__Given records__
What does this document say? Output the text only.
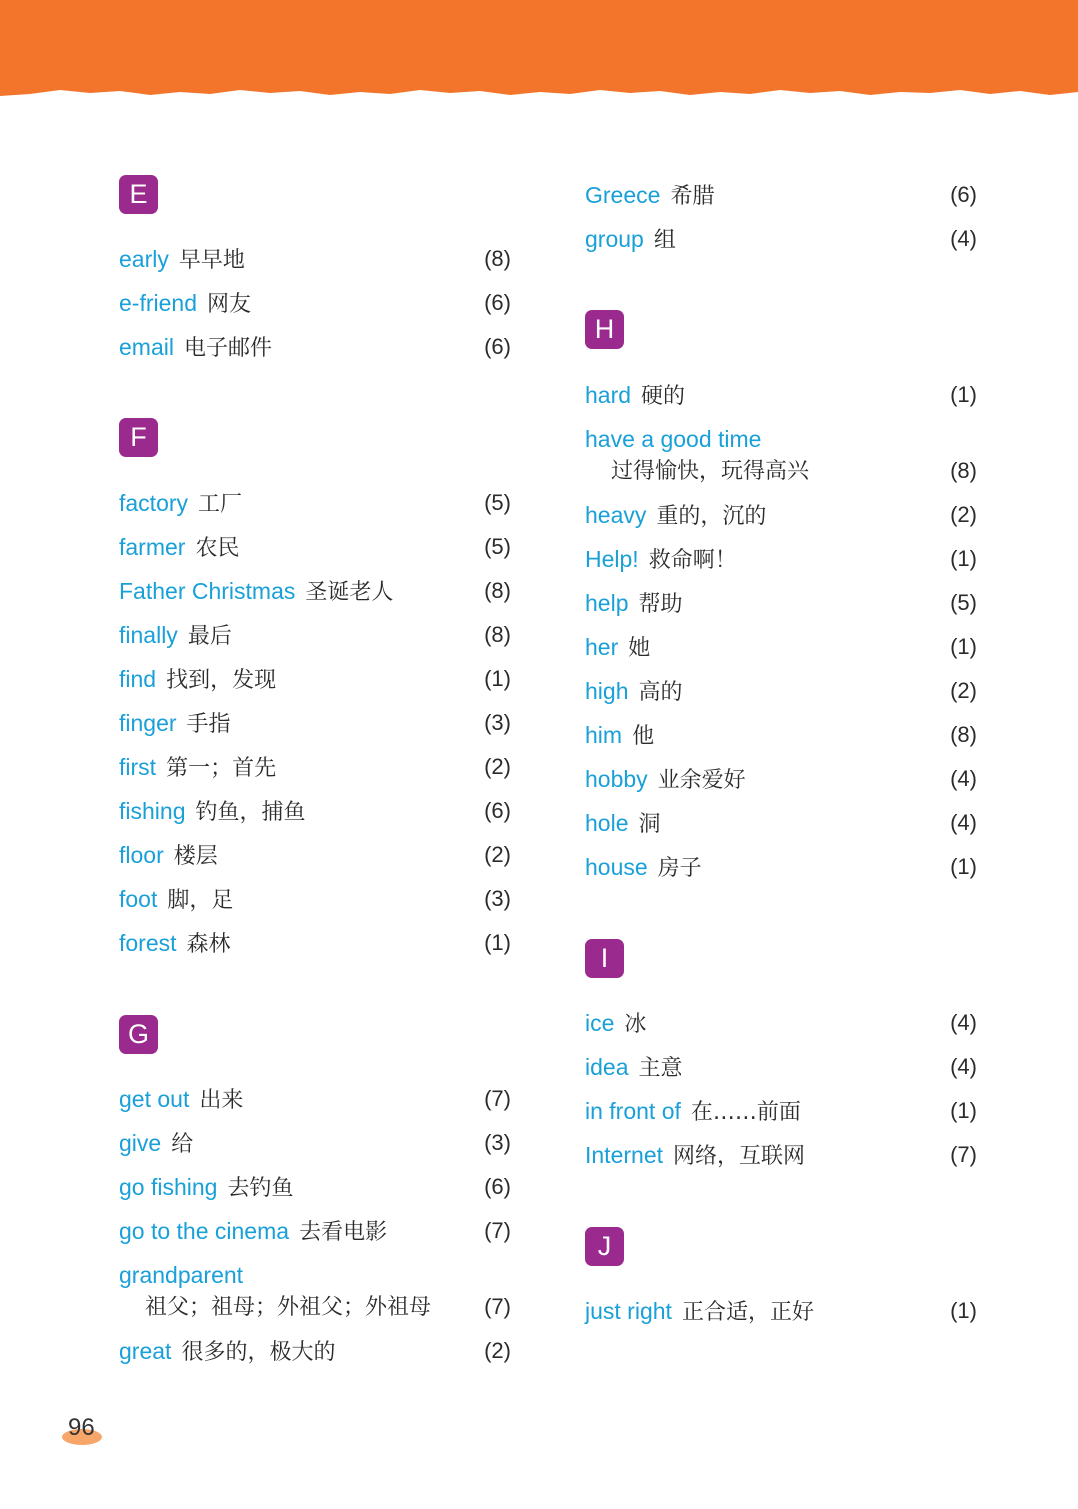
E
early 早早地	(8)
e-friend 网友	(6)
email 电子邮件	(6)
F
factory 工厂	(5)
farmer 农民	(5)
Father Christmas 圣诞老人	(8)
finally 最后	(8)
find 找到，发现	(1)
finger 手指	(3)
first 第一；首先	(2)
fishing 钓鱼，捕鱼	(6)
floor 楼层	(2)
foot 脚，足	(3)
forest 森林	(1)
G
get out 出来	(7)
give 给	(3)
go fishing 去钓鱼	(6)
go to the cinema 去看电影	(7)
grandparent
祖父；祖母；外祖父；外祖母 (7)
great 很多的，极大的	(2)
Greece 希腊	(6)
group 组	(4)
H
hard 硬的	(1)
have a good time
过得愉快，玩得高兴	(8)
heavy 重的，沉的	(2)
Help! 救命啊！	(1)
help 帮助	(5)
her 她	(1)
high 高的	(2)
him 他	(8)
hobby 业余爱好	(4)
hole 洞	(4)
house 房子	(1)
I
ice 冰	(4)
idea 主意	(4)
in front of 在……前面	(1)
Internet 网络，互联网	(7)
J
just right 正合适，正好	(1)
96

__Exercise objective__
Without the pictures, restate each entry exactly.

__Final result__
What does this document say? Output the text only.
E
early 早早地	(8)
e-friend 网友	(6)
email 电子邮件	(6)
F
factory 工厂	(5)
farmer 农民	(5)
Father Christmas 圣诞老人	(8)
finally 最后	(8)
find 找到，发现	(1)
finger 手指	(3)
first 第一；首先	(2)
fishing 钓鱼，捕鱼	(6)
floor 楼层	(2)
foot 脚，足	(3)
forest 森林	(1)
G
get out 出来	(7)
give 给	(3)
go fishing 去钓鱼	(6)
go to the cinema 去看电影	(7)
grandparent
祖父；祖母；外祖父；外祖母 (7)
great 很多的，极大的	(2)
Greece 希腊	(6)
group 组	(4)
H
hard 硬的	(1)
have a good time
过得愉快，玩得高兴	(8)
heavy 重的，沉的	(2)
Help! 救命啊！	(1)
help 帮助	(5)
her 她	(1)
high 高的	(2)
him 他	(8)
hobby 业余爱好	(4)
hole 洞	(4)
house 房子	(1)
I
ice 冰	(4)
idea 主意	(4)
in front of 在……前面	(1)
Internet 网络，互联网	(7)
J
just right 正合适，正好	(1)
96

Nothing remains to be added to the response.